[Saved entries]
* * *

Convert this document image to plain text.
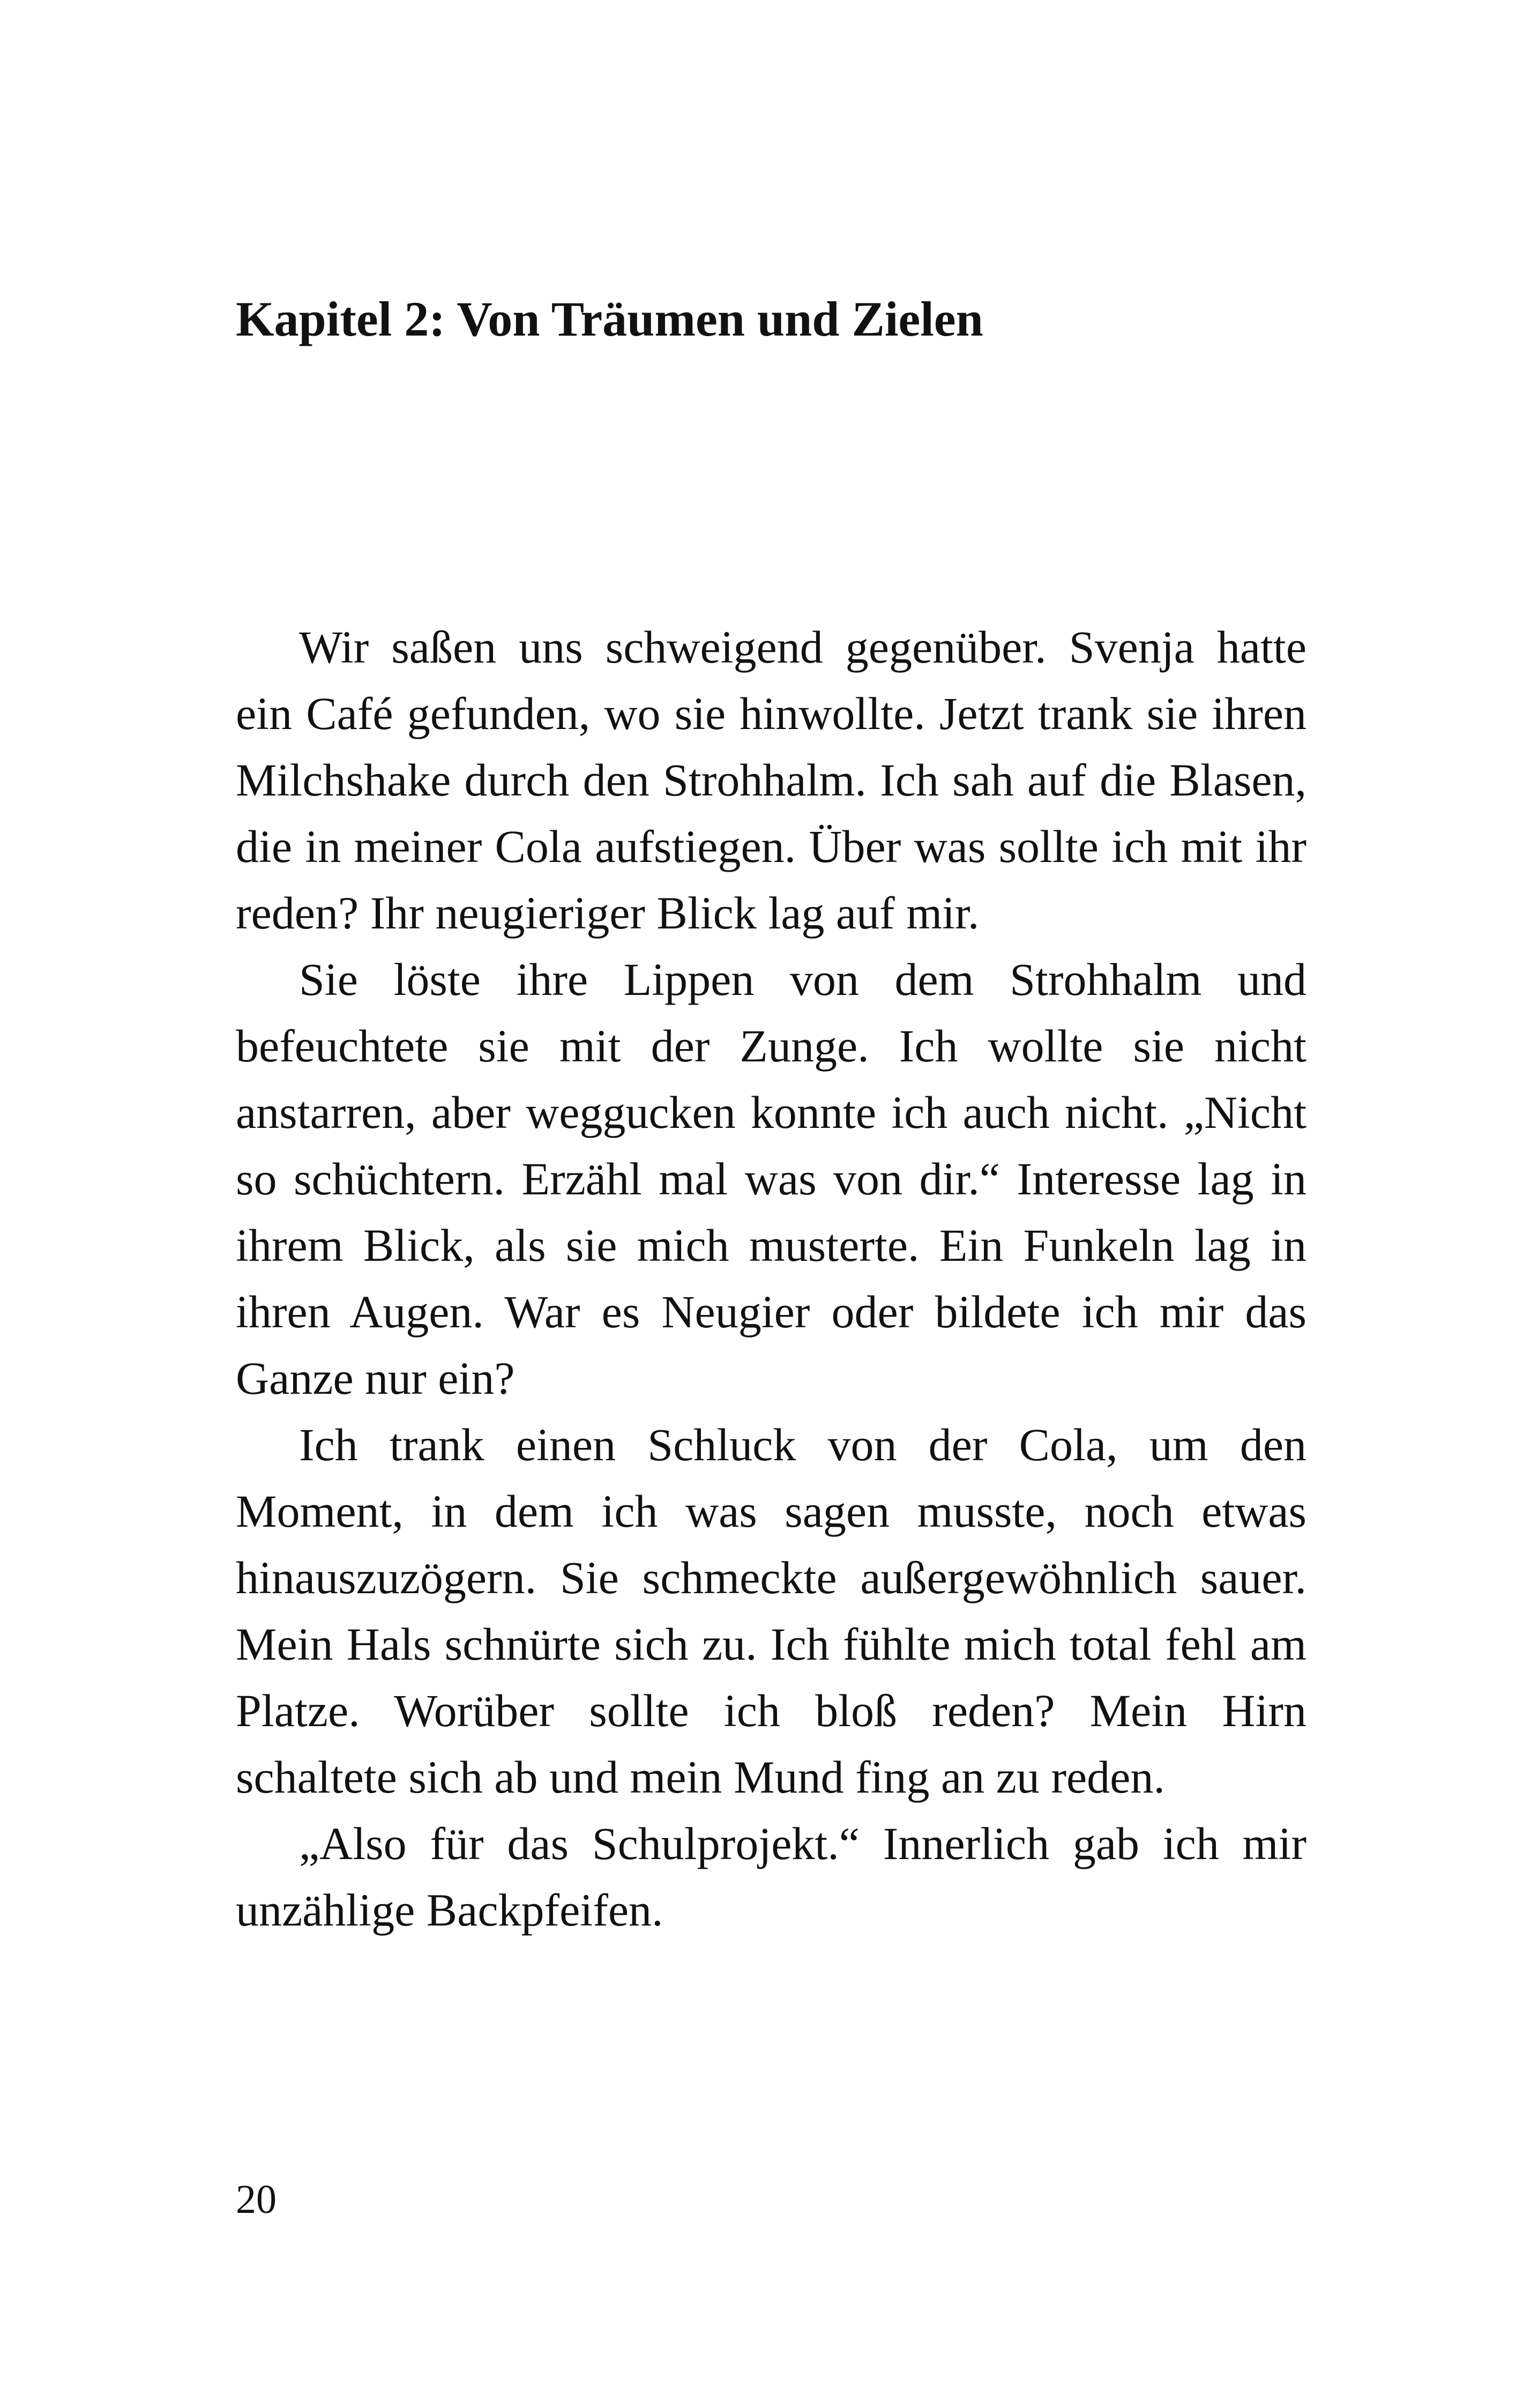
Kapitel 2: Von Träumen und Zielen

Wir saßen uns schweigend gegenüber. Svenja hatte ein Café gefunden, wo sie hinwollte. Jetzt trank sie ihren Milchshake durch den Strohhalm. Ich sah auf die Blasen, die in meiner Cola aufstiegen. Über was sollte ich mit ihr reden? Ihr neugieriger Blick lag auf mir.

Sie löste ihre Lippen von dem Strohhalm und befeuchtete sie mit der Zunge. Ich wollte sie nicht anstarren, aber weggucken konnte ich auch nicht. „Nicht so schüchtern. Erzähl mal was von dir.“ Interesse lag in ihrem Blick, als sie mich musterte. Ein Funkeln lag in ihren Augen. War es Neugier oder bildete ich mir das Ganze nur ein?

Ich trank einen Schluck von der Cola, um den Moment, in dem ich was sagen musste, noch etwas hinauszuzögern. Sie schmeckte außergewöhnlich sauer. Mein Hals schnürte sich zu. Ich fühlte mich total fehl am Platze. Worüber sollte ich bloß reden? Mein Hirn schaltete sich ab und mein Mund fing an zu reden.

„Also für das Schulprojekt.“ Innerlich gab ich mir unzählige Backpfeifen.

20
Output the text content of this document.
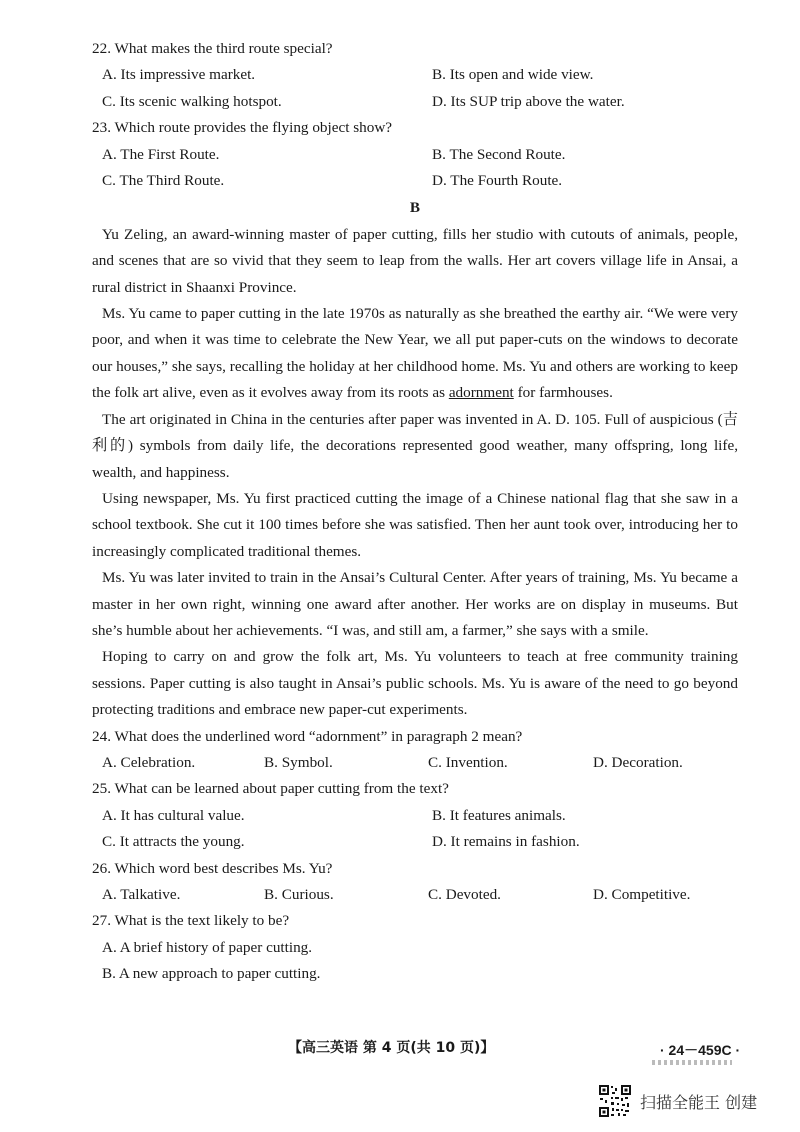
22. What makes the third route special?

A. Its impressive market.	B. Its open and wide view.
C. Its scenic walking hotspot.	D. Its SUP trip above the water.

23. Which route provides the flying object show?

A. The First Route.	B. The Second Route.
C. The Third Route.	D. The Fourth Route.

B

Yu Zeling, an award-winning master of paper cutting, fills her studio with cutouts of animals, people, and scenes that are so vivid that they seem to leap from the walls. Her art covers village life in Ansai, a rural district in Shaanxi Province.

Ms. Yu came to paper cutting in the late 1970s as naturally as she breathed the earthy air. “We were very poor, and when it was time to celebrate the New Year, we all put paper-cuts on the windows to decorate our houses,” she says, recalling the holiday at her childhood home. Ms. Yu and others are working to keep the folk art alive, even as it evolves away from its roots as adornment for farmhouses.

The art originated in China in the centuries after paper was invented in A. D. 105. Full of auspicious (吉利的) symbols from daily life, the decorations represented good weather, many offspring, long life, wealth, and happiness.

Using newspaper, Ms. Yu first practiced cutting the image of a Chinese national flag that she saw in a school textbook. She cut it 100 times before she was satisfied. Then her aunt took over, introducing her to increasingly complicated traditional themes.

Ms. Yu was later invited to train in the Ansai’s Cultural Center. After years of training, Ms. Yu became a master in her own right, winning one award after another. Her works are on display in museums. But she’s humble about her achievements. “I was, and still am, a farmer,” she says with a smile.

Hoping to carry on and grow the folk art, Ms. Yu volunteers to teach at free community training sessions. Paper cutting is also taught in Ansai’s public schools. Ms. Yu is aware of the need to go beyond protecting traditions and embrace new paper-cut experiments.

24. What does the underlined word “adornment” in paragraph 2 mean?

A. Celebration.	B. Symbol.	C. Invention.	D. Decoration.

25. What can be learned about paper cutting from the text?

A. It has cultural value.	B. It features animals.
C. It attracts the young.	D. It remains in fashion.

26. Which word best describes Ms. Yu?

A. Talkative.	B. Curious.	C. Devoted.	D. Competitive.

27. What is the text likely to be?

A. A brief history of paper cutting.

B. A new approach to paper cutting.

【高三英语 第 4 页(共 10 页)】	· 24－459C ·
扫描全能王 创建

* * *

[Instructions to follow]: Repeat the lines above exactly, and keep every picture out.

[Task output]:
Convert this document image to plain text.
Kapitel 2: Von Träumen und Zielen

Wir saßen uns schweigend gegenüber. Svenja hatte ein Café gefunden, wo sie hinwollte. Jetzt trank sie ihren Milchshake durch den Strohhalm. Ich sah auf die Blasen, die in meiner Cola aufstiegen. Über was sollte ich mit ihr reden? Ihr neugieriger Blick lag auf mir.

Sie löste ihre Lippen von dem Strohhalm und befeuchtete sie mit der Zunge. Ich wollte sie nicht anstarren, aber weggucken konnte ich auch nicht. „Nicht so schüchtern. Erzähl mal was von dir.“ Interesse lag in ihrem Blick, als sie mich musterte. Ein Funkeln lag in ihren Augen. War es Neugier oder bildete ich mir das Ganze nur ein?

Ich trank einen Schluck von der Cola, um den Moment, in dem ich was sagen musste, noch etwas hinauszuzögern. Sie schmeckte außergewöhnlich sauer. Mein Hals schnürte sich zu. Ich fühlte mich total fehl am Platze. Worüber sollte ich bloß reden? Mein Hirn schaltete sich ab und mein Mund fing an zu reden.

„Also für das Schulprojekt.“ Innerlich gab ich mir unzählige Backpfeifen.

20
Output the text content of this document.
22. What makes the third route special?

A. Its impressive market.	B. Its open and wide view.
C. Its scenic walking hotspot.	D. Its SUP trip above the water.

23. Which route provides the flying object show?

A. The First Route.	B. The Second Route.
C. The Third Route.	D. The Fourth Route.

B

Yu Zeling, an award-winning master of paper cutting, fills her studio with cutouts of animals, people, and scenes that are so vivid that they seem to leap from the walls. Her art covers village life in Ansai, a rural district in Shaanxi Province.

Ms. Yu came to paper cutting in the late 1970s as naturally as she breathed the earthy air. “We were very poor, and when it was time to celebrate the New Year, we all put paper-cuts on the windows to decorate our houses,” she says, recalling the holiday at her childhood home. Ms. Yu and others are working to keep the folk art alive, even as it evolves away from its roots as adornment for farmhouses.

The art originated in China in the centuries after paper was invented in A. D. 105. Full of auspicious (吉利的) symbols from daily life, the decorations represented good weather, many offspring, long life, wealth, and happiness.

Using newspaper, Ms. Yu first practiced cutting the image of a Chinese national flag that she saw in a school textbook. She cut it 100 times before she was satisfied. Then her aunt took over, introducing her to increasingly complicated traditional themes.

Ms. Yu was later invited to train in the Ansai’s Cultural Center. After years of training, Ms. Yu became a master in her own right, winning one award after another. Her works are on display in museums. But she’s humble about her achievements. “I was, and still am, a farmer,” she says with a smile.

Hoping to carry on and grow the folk art, Ms. Yu volunteers to teach at free community training sessions. Paper cutting is also taught in Ansai’s public schools. Ms. Yu is aware of the need to go beyond protecting traditions and embrace new paper-cut experiments.

24. What does the underlined word “adornment” in paragraph 2 mean?

A. Celebration.	B. Symbol.	C. Invention.	D. Decoration.

25. What can be learned about paper cutting from the text?

A. It has cultural value.	B. It features animals.
C. It attracts the young.	D. It remains in fashion.

26. Which word best describes Ms. Yu?

A. Talkative.	B. Curious.	C. Devoted.	D. Competitive.

27. What is the text likely to be?

A. A brief history of paper cutting.

B. A new approach to paper cutting.

【高三英语 第 4 页(共 10 页)】	· 24－459C ·
扫描全能王 创建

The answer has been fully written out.